## SOURCE
# # #

La gouvernance foncière est affaire de territoires, d'emprises différenciées sur des espaces, de production de limites géographiques et conceptuelles : territorialisation de l'influence d'autorités «traditionnelles» (chefferies et maîtrises de terre, autorités religieuses) ou «modernes» (gestion de terroir, comités divers, découpages administratifs), qui jouent à des titres divers des rôles dans la régulation (le contrôle) de l'accès aux ressources naturelles et donnent naissance par leurs imbrications à des chevauchements générateurs d'incertitudes et de recompositions (en interaction avec l'insertion dans des réseaux non territorialisés et les politiques des appartenances) voilà à quoi se résume la situation foncière dans les plantations de la C.O.C.

La question de la territorialisation ne doit bien sûr pas être réduite aux formes étatiques d'ancrage local et territorial, elle doit traiter des autres formes de maîtrise territoriale, maîtrises coutumières liées à des cultes de la terre (Jacob, 2001) ou territoires lignagers exprimant des formes spécifiques de mobilité (Breusers, 1999). Les maîtrises foncières «coutumières» expriment des histoires spécifiques du peuplement d'une région, elles organisent le lien paradoxal entre mobilité, contrôle des hommes et accès aux ressources foncières.

# # #

## ENTRÉES DE DONNÉES

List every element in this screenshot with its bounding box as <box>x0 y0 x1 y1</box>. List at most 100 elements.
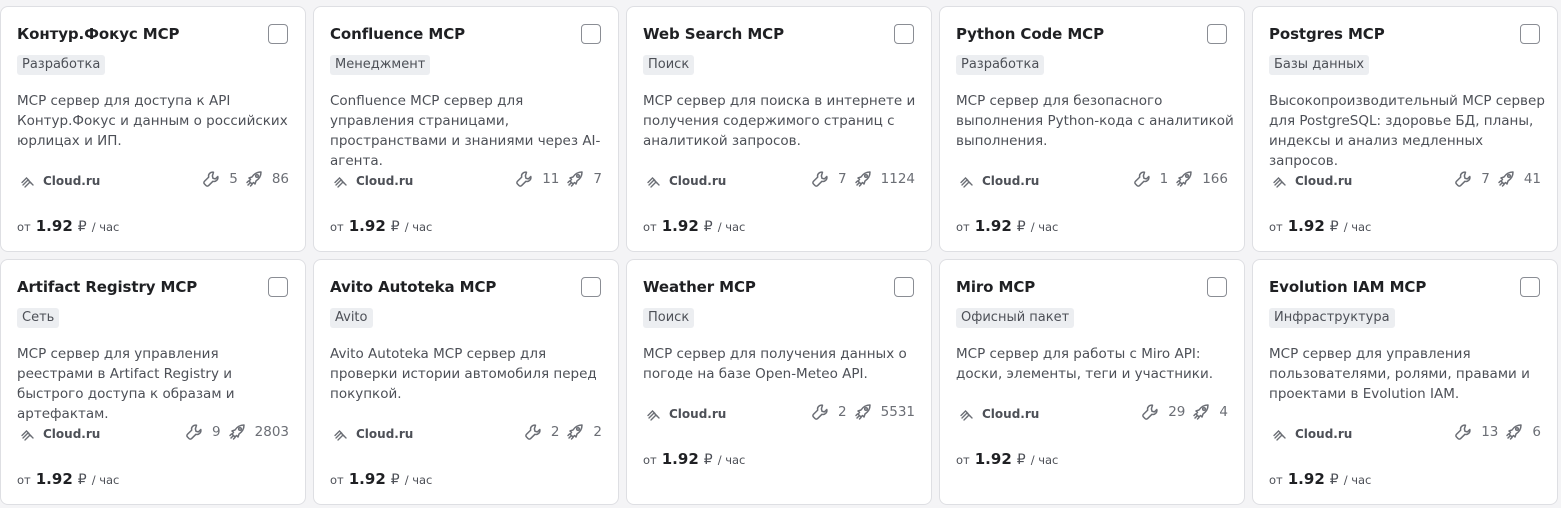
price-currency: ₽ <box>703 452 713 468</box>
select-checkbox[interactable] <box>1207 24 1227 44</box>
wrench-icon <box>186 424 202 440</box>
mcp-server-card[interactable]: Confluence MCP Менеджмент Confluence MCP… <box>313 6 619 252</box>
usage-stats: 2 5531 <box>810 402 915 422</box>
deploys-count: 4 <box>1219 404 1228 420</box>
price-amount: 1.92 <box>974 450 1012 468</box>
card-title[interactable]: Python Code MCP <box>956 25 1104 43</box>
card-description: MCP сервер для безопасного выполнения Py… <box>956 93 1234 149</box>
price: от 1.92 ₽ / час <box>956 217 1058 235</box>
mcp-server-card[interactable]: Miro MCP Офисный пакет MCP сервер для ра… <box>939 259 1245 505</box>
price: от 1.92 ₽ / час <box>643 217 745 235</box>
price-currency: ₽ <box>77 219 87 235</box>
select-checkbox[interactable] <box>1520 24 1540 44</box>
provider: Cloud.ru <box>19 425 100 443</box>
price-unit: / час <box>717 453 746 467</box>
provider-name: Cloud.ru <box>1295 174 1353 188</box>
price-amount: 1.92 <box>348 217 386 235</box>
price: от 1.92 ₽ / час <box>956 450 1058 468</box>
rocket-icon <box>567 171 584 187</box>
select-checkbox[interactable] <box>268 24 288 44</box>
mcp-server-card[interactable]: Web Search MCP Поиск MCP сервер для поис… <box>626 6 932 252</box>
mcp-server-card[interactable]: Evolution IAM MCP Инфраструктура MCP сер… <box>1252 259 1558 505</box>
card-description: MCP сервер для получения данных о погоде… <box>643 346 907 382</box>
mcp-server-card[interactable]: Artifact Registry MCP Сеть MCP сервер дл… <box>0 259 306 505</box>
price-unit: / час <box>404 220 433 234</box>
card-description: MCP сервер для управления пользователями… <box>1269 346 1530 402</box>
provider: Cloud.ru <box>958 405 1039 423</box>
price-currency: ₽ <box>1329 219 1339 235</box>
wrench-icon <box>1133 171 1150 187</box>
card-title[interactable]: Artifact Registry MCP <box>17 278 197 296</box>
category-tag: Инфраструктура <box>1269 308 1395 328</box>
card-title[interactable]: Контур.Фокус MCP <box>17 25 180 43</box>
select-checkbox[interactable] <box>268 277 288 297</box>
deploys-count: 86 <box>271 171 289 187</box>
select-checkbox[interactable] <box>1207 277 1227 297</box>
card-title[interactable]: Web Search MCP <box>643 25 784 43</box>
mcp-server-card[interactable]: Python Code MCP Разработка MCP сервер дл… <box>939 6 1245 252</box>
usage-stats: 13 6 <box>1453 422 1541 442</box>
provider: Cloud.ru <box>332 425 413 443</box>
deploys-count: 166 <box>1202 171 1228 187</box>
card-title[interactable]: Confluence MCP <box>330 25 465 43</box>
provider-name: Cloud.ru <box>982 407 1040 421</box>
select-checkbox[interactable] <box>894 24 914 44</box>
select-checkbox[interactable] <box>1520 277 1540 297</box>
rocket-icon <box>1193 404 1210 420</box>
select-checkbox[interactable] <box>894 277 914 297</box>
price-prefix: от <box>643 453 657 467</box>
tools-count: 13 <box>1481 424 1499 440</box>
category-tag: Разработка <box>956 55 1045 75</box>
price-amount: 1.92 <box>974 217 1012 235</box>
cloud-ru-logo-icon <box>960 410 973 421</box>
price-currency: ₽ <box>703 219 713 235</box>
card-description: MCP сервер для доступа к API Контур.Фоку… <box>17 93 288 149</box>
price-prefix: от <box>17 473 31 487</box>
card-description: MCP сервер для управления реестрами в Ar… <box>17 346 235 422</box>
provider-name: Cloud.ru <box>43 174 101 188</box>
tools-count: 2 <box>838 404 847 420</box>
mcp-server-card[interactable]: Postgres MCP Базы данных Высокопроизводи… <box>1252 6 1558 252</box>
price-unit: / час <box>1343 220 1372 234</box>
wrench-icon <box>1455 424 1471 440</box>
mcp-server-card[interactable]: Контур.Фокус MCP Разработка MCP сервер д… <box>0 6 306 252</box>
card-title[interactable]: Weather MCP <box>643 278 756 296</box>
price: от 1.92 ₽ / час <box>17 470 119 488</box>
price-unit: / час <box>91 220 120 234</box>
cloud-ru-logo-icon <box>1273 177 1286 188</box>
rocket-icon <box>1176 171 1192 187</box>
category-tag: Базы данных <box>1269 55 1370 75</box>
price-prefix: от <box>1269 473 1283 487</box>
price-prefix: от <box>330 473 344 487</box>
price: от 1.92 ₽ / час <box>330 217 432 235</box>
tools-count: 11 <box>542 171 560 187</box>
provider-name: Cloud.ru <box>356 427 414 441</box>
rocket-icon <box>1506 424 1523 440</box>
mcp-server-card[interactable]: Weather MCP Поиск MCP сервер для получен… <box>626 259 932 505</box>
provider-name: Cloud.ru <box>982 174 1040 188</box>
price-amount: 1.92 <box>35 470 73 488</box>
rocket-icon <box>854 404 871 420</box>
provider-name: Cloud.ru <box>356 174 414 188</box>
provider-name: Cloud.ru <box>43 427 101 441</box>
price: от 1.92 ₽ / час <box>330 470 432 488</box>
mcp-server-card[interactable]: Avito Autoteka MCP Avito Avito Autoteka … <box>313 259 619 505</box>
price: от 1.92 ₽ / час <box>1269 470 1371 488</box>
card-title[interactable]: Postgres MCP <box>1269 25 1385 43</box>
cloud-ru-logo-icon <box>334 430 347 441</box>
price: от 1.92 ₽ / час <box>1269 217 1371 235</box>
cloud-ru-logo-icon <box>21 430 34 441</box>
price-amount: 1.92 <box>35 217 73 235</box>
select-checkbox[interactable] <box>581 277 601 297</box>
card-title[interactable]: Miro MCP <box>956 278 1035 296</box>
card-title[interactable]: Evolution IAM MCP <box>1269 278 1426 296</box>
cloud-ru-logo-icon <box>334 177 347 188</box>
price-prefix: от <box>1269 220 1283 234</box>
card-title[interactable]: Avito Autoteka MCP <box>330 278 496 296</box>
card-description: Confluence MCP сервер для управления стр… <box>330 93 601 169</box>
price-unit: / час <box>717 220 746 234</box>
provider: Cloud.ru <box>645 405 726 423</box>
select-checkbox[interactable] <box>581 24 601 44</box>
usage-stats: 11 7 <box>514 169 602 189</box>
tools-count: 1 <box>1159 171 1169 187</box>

# # #

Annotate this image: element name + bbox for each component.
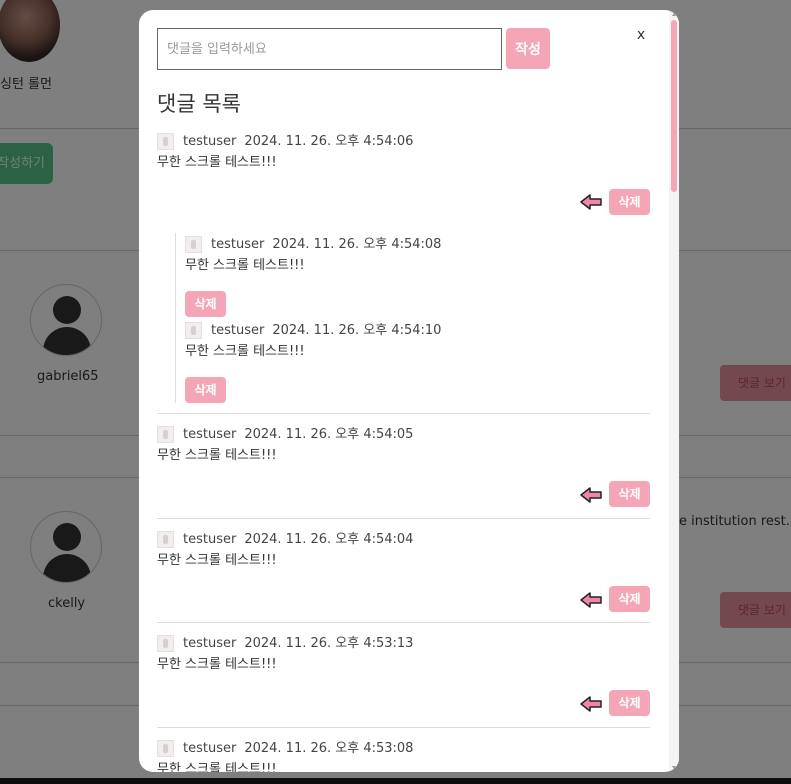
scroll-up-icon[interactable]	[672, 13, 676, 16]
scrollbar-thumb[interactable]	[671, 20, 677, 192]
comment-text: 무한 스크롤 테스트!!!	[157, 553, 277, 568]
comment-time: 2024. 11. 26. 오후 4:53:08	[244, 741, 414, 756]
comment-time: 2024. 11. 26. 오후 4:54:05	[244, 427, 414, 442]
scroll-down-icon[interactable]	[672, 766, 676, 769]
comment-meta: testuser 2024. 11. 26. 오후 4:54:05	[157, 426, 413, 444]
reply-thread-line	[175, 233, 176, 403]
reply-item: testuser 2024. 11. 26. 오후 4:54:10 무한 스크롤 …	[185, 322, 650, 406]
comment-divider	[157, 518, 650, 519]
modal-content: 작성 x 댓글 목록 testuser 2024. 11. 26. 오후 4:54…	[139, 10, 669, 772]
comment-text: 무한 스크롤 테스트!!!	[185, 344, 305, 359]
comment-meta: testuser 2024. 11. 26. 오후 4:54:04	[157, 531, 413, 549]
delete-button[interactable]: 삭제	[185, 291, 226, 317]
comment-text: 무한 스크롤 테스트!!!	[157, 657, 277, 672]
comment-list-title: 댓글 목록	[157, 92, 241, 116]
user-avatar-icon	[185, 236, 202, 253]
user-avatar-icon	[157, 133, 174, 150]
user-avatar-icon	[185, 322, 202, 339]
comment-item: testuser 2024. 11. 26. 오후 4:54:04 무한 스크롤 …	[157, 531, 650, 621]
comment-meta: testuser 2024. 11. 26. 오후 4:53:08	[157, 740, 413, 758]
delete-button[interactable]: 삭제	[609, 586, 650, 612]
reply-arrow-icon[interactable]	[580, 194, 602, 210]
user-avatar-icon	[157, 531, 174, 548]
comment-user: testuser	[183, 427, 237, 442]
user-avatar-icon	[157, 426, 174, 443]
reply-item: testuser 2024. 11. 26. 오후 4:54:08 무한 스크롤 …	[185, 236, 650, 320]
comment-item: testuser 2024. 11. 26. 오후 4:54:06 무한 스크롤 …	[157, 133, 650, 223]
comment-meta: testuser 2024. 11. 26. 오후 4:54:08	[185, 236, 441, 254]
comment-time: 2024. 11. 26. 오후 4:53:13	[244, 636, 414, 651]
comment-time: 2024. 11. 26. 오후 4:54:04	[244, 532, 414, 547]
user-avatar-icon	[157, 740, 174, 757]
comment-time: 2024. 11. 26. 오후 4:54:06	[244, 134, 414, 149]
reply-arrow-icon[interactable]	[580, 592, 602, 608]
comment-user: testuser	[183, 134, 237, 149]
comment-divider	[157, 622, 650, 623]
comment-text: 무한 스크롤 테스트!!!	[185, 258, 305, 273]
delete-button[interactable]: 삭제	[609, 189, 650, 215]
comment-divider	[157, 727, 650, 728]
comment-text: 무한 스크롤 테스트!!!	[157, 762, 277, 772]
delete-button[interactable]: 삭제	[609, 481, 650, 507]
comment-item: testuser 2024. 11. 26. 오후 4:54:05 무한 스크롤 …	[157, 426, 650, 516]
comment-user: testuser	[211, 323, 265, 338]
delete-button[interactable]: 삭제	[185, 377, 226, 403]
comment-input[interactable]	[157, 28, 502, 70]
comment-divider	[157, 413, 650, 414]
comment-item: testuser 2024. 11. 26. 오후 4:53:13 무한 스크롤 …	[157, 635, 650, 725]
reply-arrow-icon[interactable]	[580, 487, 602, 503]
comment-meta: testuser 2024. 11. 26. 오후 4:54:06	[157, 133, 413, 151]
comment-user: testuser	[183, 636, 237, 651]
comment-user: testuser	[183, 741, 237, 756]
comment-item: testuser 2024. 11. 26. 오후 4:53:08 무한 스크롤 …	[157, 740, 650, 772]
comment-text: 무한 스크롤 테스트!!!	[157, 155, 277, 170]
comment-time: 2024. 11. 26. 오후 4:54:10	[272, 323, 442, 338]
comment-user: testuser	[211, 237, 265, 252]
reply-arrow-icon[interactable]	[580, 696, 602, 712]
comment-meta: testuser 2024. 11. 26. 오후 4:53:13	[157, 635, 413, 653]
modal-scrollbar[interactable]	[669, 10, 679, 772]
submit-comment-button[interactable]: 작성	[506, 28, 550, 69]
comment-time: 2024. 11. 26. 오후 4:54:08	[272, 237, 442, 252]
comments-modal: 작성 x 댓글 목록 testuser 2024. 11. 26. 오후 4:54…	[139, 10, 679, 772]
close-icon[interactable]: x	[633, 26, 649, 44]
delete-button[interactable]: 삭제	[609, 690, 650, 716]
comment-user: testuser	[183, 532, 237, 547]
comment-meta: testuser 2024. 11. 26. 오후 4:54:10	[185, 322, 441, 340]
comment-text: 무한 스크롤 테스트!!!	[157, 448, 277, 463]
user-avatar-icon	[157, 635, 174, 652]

# # #

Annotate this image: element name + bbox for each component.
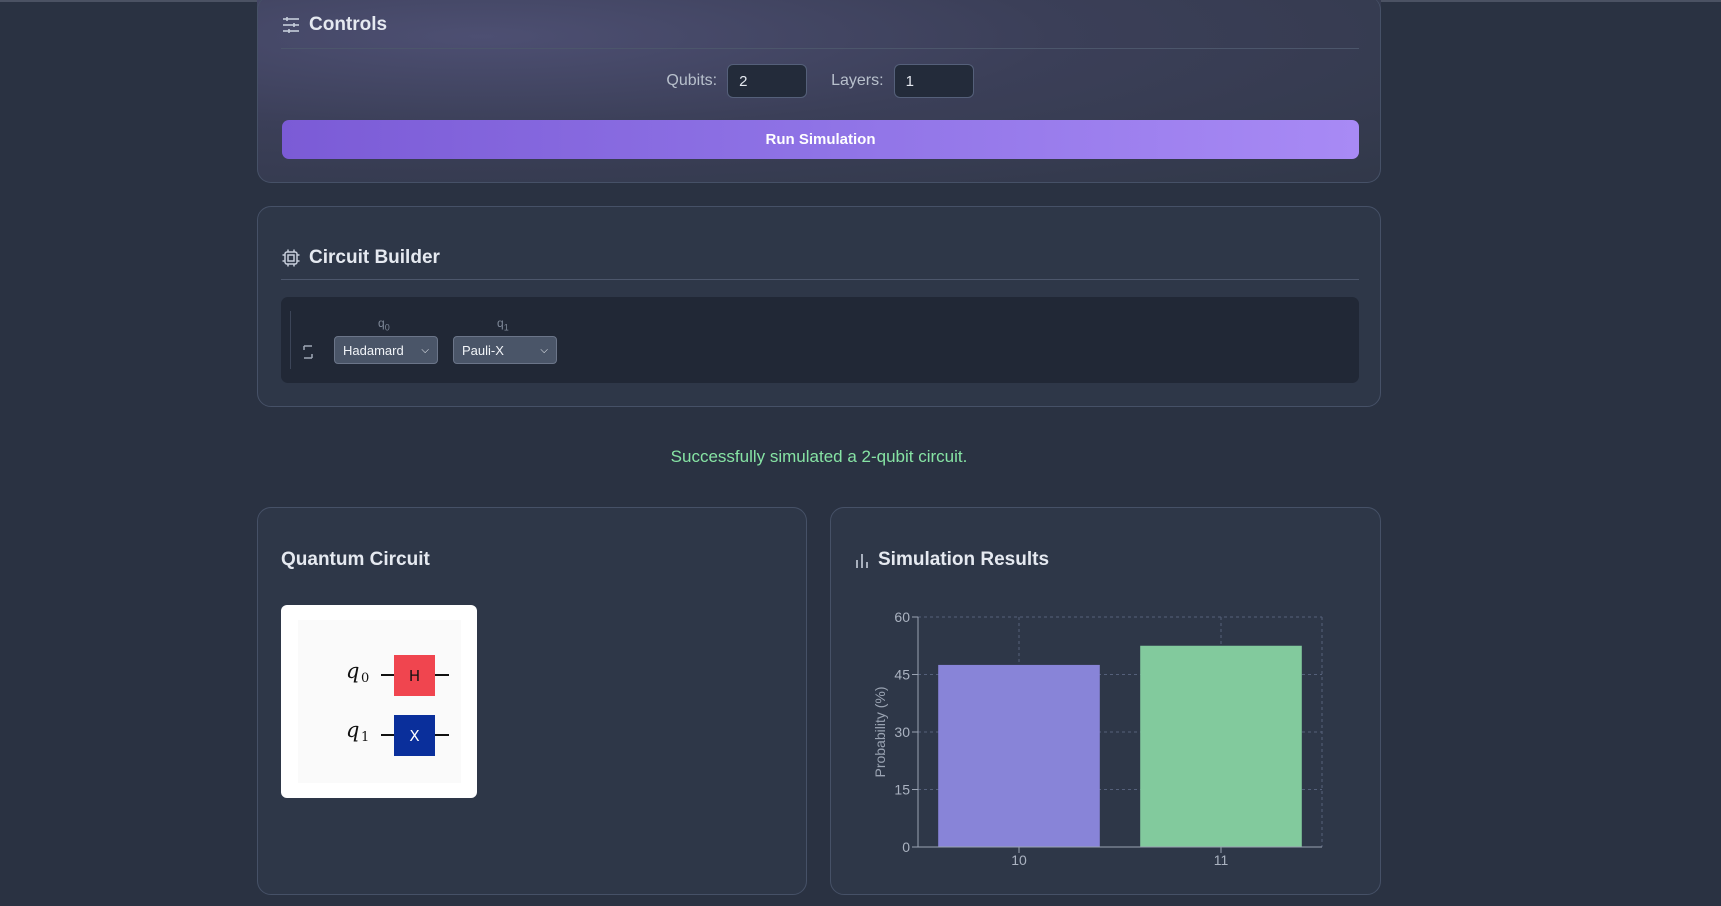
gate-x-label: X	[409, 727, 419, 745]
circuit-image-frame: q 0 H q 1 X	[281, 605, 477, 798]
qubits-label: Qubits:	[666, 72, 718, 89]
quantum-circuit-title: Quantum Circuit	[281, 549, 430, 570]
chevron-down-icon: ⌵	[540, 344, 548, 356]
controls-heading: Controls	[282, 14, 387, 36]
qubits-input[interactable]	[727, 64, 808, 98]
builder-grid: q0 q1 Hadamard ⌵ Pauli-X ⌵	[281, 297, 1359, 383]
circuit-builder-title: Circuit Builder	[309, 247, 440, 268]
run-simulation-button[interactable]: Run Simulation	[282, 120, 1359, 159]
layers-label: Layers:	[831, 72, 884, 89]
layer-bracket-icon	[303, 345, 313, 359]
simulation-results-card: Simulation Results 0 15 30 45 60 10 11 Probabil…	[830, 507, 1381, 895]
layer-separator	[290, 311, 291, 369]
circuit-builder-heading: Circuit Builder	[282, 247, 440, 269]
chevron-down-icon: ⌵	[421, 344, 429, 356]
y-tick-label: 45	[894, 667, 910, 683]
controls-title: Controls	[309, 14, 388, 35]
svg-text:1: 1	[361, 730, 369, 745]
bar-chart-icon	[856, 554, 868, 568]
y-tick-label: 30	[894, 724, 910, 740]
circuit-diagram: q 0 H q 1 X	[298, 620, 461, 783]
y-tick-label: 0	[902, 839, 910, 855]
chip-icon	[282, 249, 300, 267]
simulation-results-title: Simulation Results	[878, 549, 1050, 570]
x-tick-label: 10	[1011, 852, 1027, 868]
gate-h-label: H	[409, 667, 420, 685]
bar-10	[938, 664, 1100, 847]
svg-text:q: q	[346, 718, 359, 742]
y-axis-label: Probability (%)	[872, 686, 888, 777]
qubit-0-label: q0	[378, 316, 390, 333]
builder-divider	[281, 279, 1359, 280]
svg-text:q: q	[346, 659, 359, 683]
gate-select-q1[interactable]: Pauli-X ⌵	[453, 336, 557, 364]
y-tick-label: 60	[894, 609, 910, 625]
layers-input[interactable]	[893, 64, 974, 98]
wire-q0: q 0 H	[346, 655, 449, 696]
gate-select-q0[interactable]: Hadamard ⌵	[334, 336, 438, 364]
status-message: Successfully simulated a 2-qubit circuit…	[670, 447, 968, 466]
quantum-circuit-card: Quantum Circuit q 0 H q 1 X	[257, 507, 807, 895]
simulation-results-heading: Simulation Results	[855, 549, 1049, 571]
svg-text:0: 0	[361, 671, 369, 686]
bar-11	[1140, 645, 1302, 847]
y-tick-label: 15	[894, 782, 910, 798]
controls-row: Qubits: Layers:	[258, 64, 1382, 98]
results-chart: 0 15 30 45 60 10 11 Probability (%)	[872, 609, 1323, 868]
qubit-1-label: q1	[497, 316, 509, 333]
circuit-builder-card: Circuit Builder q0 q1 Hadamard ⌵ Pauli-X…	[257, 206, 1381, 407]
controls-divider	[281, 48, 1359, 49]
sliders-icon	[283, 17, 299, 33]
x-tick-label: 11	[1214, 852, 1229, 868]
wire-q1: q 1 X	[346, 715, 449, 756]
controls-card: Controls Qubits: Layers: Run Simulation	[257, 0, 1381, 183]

# # #

## CONSIGNES
**A.** Veuillez expliquer, en une à trois phrases et d'après le texte sur la gouvernance foncière, d'où proviennent les incertitudes et les recompositions qu'il mentionne.
**B.** Dans le texte sur la gouvernance foncière, quel lien les maîtrises foncières « coutumières » organisent-elles ?

## RÉPONSES AUX CONSIGNES
**A.** Elles proviennent des chevauchements nés de l'imbrication des territoires d'influence des autorités « traditionnelles » (chefferies et maîtrises de terre, autorités religieuses) et « modernes » (gestion de terroir, comités divers, découpages administratifs). Chacune joue un rôle dans la régulation de l'accès aux ressources naturelles. Ces chevauchements agissent aussi en interaction avec l'insertion dans des réseaux non territorialisés et les politiques des appartenances.

**B.** Le lien paradoxal entre mobilité, contrôle des hommes et accès aux ressources foncières.